→ TO DO: Which lines hold the string "JSON"? Copy every one of them.

....

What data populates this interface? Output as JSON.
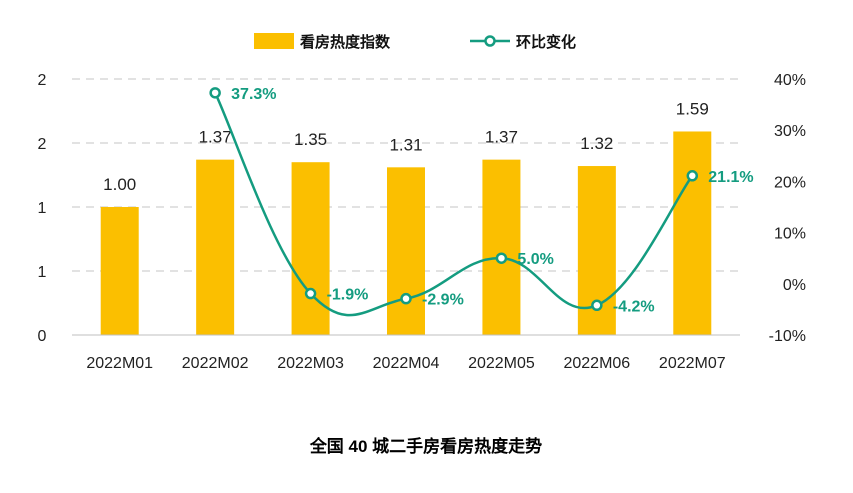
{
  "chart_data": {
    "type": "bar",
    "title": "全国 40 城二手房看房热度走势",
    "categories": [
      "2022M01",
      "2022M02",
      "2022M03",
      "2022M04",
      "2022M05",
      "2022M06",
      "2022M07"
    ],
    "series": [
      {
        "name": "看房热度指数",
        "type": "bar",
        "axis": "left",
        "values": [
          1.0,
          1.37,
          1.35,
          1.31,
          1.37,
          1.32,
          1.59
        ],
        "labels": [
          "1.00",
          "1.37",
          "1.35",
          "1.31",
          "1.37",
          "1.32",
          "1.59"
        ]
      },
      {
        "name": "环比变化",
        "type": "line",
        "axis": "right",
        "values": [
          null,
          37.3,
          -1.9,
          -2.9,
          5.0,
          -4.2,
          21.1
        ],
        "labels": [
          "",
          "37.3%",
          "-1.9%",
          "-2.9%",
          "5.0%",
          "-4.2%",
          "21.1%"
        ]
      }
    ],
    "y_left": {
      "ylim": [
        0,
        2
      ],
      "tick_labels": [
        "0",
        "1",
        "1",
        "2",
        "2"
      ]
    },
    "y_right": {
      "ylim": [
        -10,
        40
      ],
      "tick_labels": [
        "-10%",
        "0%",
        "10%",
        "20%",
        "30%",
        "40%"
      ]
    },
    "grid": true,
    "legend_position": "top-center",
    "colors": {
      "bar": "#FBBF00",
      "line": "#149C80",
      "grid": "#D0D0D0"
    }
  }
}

....

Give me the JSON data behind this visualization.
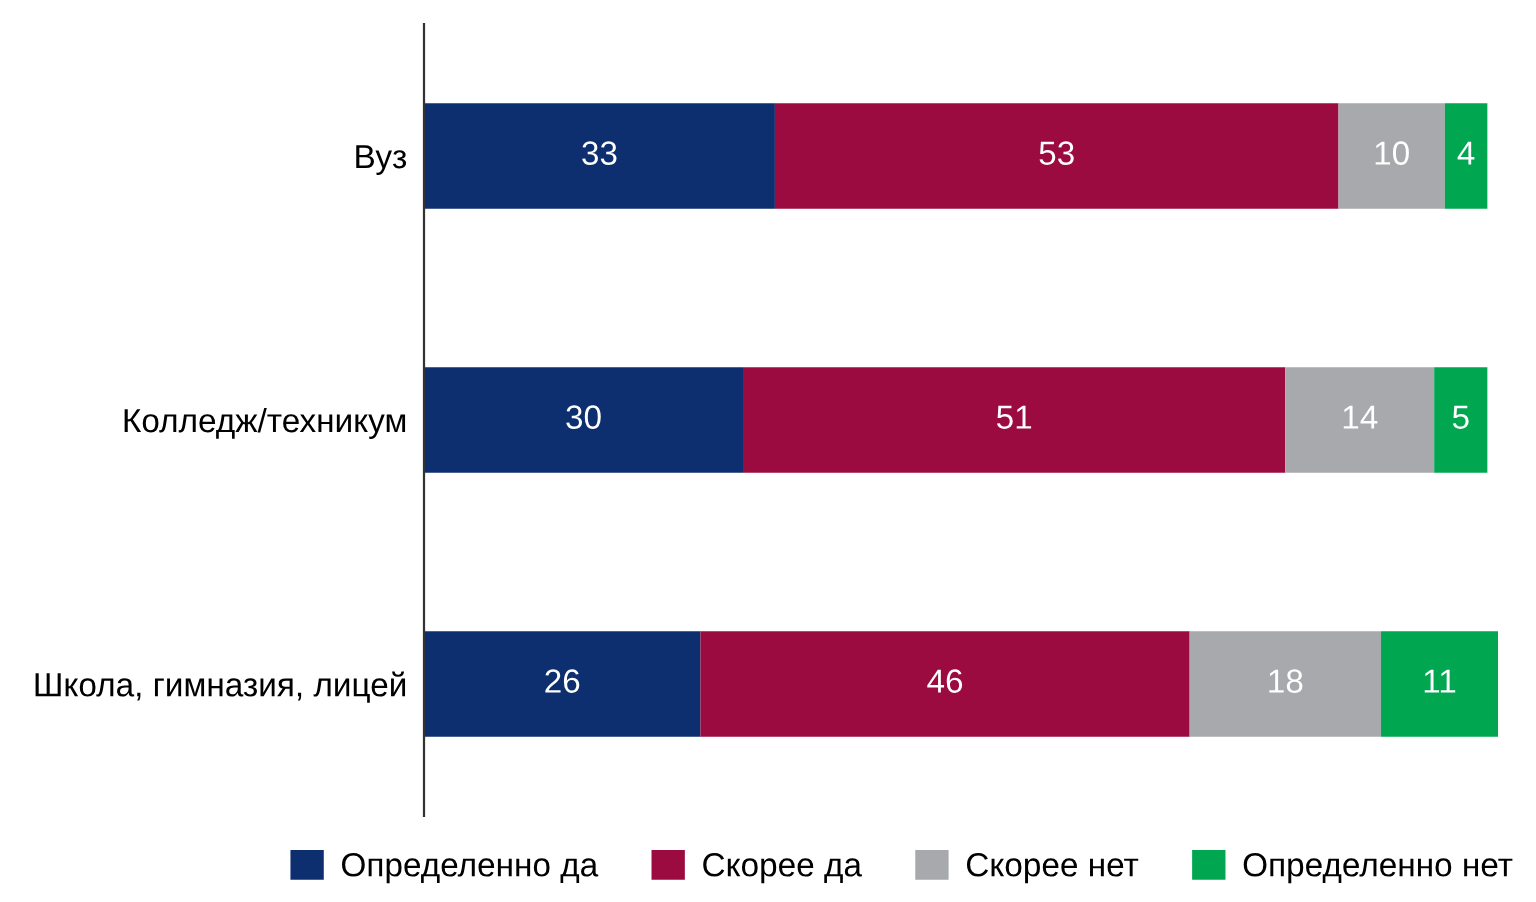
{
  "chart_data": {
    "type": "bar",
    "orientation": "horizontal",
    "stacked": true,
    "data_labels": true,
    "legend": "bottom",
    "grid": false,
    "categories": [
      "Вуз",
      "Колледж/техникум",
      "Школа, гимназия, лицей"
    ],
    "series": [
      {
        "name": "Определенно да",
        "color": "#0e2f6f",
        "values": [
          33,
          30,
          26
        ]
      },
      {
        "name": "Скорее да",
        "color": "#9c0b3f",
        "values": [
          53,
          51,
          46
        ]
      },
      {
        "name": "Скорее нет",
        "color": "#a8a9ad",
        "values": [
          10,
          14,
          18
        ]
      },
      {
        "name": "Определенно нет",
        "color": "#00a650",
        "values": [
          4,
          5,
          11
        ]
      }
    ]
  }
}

....

→ RIGHT ANSWER:
What data populates this interface? Output as JSON.
Give me the JSON data behind this visualization.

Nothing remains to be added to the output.